## INSTRUCTIONS TO FOLLOW
Repeat the records below exactly.

Data entries
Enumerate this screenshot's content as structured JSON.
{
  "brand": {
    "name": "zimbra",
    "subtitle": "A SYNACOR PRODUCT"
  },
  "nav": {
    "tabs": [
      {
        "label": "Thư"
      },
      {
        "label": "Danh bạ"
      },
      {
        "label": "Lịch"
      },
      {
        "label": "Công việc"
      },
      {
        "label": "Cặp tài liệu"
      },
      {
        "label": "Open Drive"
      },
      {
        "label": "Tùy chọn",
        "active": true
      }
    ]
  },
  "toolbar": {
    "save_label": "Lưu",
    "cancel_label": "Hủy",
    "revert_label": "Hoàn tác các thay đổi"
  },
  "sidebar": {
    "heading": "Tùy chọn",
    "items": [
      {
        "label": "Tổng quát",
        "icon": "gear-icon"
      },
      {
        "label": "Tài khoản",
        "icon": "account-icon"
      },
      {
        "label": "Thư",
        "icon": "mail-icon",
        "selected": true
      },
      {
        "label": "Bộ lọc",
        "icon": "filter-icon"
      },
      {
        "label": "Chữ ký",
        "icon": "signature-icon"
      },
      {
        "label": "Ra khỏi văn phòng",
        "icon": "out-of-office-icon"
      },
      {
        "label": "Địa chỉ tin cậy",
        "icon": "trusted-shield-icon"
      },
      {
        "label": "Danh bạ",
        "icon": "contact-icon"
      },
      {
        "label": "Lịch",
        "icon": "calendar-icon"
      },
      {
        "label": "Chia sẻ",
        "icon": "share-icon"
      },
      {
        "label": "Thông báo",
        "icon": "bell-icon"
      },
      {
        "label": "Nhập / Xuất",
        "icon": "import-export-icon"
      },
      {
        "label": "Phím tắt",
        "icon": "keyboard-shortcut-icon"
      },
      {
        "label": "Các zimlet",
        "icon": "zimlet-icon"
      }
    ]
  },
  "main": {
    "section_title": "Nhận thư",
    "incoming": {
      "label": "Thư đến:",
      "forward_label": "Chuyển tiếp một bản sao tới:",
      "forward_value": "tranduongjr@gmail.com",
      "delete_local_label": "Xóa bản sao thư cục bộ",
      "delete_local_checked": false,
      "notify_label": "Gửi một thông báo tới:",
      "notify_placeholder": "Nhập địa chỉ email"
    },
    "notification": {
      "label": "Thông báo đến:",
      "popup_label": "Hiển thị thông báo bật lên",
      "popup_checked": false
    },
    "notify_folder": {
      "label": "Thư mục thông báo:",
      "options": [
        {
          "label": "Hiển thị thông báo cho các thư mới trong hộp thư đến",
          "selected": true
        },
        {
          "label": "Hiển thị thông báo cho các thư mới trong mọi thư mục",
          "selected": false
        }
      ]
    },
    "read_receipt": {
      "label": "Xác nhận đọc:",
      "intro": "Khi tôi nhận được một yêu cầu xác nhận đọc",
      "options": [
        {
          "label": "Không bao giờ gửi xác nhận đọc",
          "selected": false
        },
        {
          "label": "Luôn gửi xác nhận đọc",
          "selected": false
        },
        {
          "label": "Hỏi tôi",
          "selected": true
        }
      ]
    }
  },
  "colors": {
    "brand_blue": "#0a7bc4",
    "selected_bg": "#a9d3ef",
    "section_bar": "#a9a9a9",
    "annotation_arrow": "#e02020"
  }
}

## FULL RESPONSE
Enumerate this screenshot's content as structured JSON.
{
  "brand": {
    "name": "zimbra",
    "subtitle": "A SYNACOR PRODUCT"
  },
  "nav": {
    "tabs": [
      {
        "label": "Thư"
      },
      {
        "label": "Danh bạ"
      },
      {
        "label": "Lịch"
      },
      {
        "label": "Công việc"
      },
      {
        "label": "Cặp tài liệu"
      },
      {
        "label": "Open Drive"
      },
      {
        "label": "Tùy chọn",
        "active": true
      }
    ]
  },
  "toolbar": {
    "save_label": "Lưu",
    "cancel_label": "Hủy",
    "revert_label": "Hoàn tác các thay đổi"
  },
  "sidebar": {
    "heading": "Tùy chọn",
    "items": [
      {
        "label": "Tổng quát",
        "icon": "gear-icon"
      },
      {
        "label": "Tài khoản",
        "icon": "account-icon"
      },
      {
        "label": "Thư",
        "icon": "mail-icon",
        "selected": true
      },
      {
        "label": "Bộ lọc",
        "icon": "filter-icon"
      },
      {
        "label": "Chữ ký",
        "icon": "signature-icon"
      },
      {
        "label": "Ra khỏi văn phòng",
        "icon": "out-of-office-icon"
      },
      {
        "label": "Địa chỉ tin cậy",
        "icon": "trusted-shield-icon"
      },
      {
        "label": "Danh bạ",
        "icon": "contact-icon"
      },
      {
        "label": "Lịch",
        "icon": "calendar-icon"
      },
      {
        "label": "Chia sẻ",
        "icon": "share-icon"
      },
      {
        "label": "Thông báo",
        "icon": "bell-icon"
      },
      {
        "label": "Nhập / Xuất",
        "icon": "import-export-icon"
      },
      {
        "label": "Phím tắt",
        "icon": "keyboard-shortcut-icon"
      },
      {
        "label": "Các zimlet",
        "icon": "zimlet-icon"
      }
    ]
  },
  "main": {
    "section_title": "Nhận thư",
    "incoming": {
      "label": "Thư đến:",
      "forward_label": "Chuyển tiếp một bản sao tới:",
      "forward_value": "tranduongjr@gmail.com",
      "delete_local_label": "Xóa bản sao thư cục bộ",
      "delete_local_checked": false,
      "notify_label": "Gửi một thông báo tới:",
      "notify_placeholder": "Nhập địa chỉ email"
    },
    "notification": {
      "label": "Thông báo đến:",
      "popup_label": "Hiển thị thông báo bật lên",
      "popup_checked": false
    },
    "notify_folder": {
      "label": "Thư mục thông báo:",
      "options": [
        {
          "label": "Hiển thị thông báo cho các thư mới trong hộp thư đến",
          "selected": true
        },
        {
          "label": "Hiển thị thông báo cho các thư mới trong mọi thư mục",
          "selected": false
        }
      ]
    },
    "read_receipt": {
      "label": "Xác nhận đọc:",
      "intro": "Khi tôi nhận được một yêu cầu xác nhận đọc",
      "options": [
        {
          "label": "Không bao giờ gửi xác nhận đọc",
          "selected": false
        },
        {
          "label": "Luôn gửi xác nhận đọc",
          "selected": false
        },
        {
          "label": "Hỏi tôi",
          "selected": true
        }
      ]
    }
  },
  "colors": {
    "brand_blue": "#0a7bc4",
    "selected_bg": "#a9d3ef",
    "section_bar": "#a9a9a9",
    "annotation_arrow": "#e02020"
  }
}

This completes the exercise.